(Saved data entries)
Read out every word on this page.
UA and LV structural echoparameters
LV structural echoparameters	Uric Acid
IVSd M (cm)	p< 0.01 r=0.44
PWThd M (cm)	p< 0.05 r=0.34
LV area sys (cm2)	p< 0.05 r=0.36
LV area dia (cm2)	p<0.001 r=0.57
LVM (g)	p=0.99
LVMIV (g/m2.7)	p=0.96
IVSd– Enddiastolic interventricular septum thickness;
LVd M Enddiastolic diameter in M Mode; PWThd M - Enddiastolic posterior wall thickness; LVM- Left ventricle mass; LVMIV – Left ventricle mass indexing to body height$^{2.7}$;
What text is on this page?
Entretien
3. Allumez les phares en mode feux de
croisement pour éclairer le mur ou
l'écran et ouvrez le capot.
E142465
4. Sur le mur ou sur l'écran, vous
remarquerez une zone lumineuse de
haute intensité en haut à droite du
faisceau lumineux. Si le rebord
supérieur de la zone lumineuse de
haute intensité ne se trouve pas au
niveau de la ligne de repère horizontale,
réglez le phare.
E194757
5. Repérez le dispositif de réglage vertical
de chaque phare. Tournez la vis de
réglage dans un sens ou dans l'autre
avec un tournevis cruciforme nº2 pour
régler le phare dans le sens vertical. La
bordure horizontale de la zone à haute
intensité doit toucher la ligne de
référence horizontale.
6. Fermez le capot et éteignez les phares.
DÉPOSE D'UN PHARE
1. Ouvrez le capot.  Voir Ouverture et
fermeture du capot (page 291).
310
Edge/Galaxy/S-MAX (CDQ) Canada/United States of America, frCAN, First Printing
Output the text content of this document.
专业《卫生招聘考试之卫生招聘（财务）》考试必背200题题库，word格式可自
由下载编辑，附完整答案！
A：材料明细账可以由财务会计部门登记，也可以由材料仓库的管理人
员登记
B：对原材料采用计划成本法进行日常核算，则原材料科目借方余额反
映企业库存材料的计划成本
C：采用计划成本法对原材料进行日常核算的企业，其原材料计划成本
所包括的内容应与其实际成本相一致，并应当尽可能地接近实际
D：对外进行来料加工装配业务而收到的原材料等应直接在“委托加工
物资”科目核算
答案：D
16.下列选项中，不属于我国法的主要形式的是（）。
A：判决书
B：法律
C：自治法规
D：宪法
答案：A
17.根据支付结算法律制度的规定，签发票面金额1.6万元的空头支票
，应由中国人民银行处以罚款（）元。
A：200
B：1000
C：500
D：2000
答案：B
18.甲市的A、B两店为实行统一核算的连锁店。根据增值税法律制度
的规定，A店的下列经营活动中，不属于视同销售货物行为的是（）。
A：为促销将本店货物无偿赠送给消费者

## Do this
Extract the listing in its entirety and repeat it exactly.

## Reply to the exercise
Read out every word on this page.
UA and LV structural echoparameters
LV structural echoparameters	Uric Acid
IVSd M (cm)	p< 0.01 r=0.44
PWThd M (cm)	p< 0.05 r=0.34
LV area sys (cm2)	p< 0.05 r=0.36
LV area dia (cm2)	p<0.001 r=0.57
LVM (g)	p=0.99
LVMIV (g/m2.7)	p=0.96
IVSd– Enddiastolic interventricular septum thickness;
LVd M Enddiastolic diameter in M Mode; PWThd M - Enddiastolic posterior wall thickness; LVM- Left ventricle mass; LVMIV – Left ventricle mass indexing to body height$^{2.7}$;
What text is on this page?
Entretien
3. Allumez les phares en mode feux de
croisement pour éclairer le mur ou
l'écran et ouvrez le capot.
E142465
4. Sur le mur ou sur l'écran, vous
remarquerez une zone lumineuse de
haute intensité en haut à droite du
faisceau lumineux. Si le rebord
supérieur de la zone lumineuse de
haute intensité ne se trouve pas au
niveau de la ligne de repère horizontale,
réglez le phare.
E194757
5. Repérez le dispositif de réglage vertical
de chaque phare. Tournez la vis de
réglage dans un sens ou dans l'autre
avec un tournevis cruciforme nº2 pour
régler le phare dans le sens vertical. La
bordure horizontale de la zone à haute
intensité doit toucher la ligne de
référence horizontale.
6. Fermez le capot et éteignez les phares.
DÉPOSE D'UN PHARE
1. Ouvrez le capot.  Voir Ouverture et
fermeture du capot (page 291).
310
Edge/Galaxy/S-MAX (CDQ) Canada/United States of America, frCAN, First Printing
Output the text content of this document.
专业《卫生招聘考试之卫生招聘（财务）》考试必背200题题库，word格式可自
由下载编辑，附完整答案！
A：材料明细账可以由财务会计部门登记，也可以由材料仓库的管理人
员登记
B：对原材料采用计划成本法进行日常核算，则原材料科目借方余额反
映企业库存材料的计划成本
C：采用计划成本法对原材料进行日常核算的企业，其原材料计划成本
所包括的内容应与其实际成本相一致，并应当尽可能地接近实际
D：对外进行来料加工装配业务而收到的原材料等应直接在“委托加工
物资”科目核算
答案：D
16.下列选项中，不属于我国法的主要形式的是（）。
A：判决书
B：法律
C：自治法规
D：宪法
答案：A
17.根据支付结算法律制度的规定，签发票面金额1.6万元的空头支票
，应由中国人民银行处以罚款（）元。
A：200
B：1000
C：500
D：2000
答案：B
18.甲市的A、B两店为实行统一核算的连锁店。根据增值税法律制度
的规定，A店的下列经营活动中，不属于视同销售货物行为的是（）。
A：为促销将本店货物无偿赠送给消费者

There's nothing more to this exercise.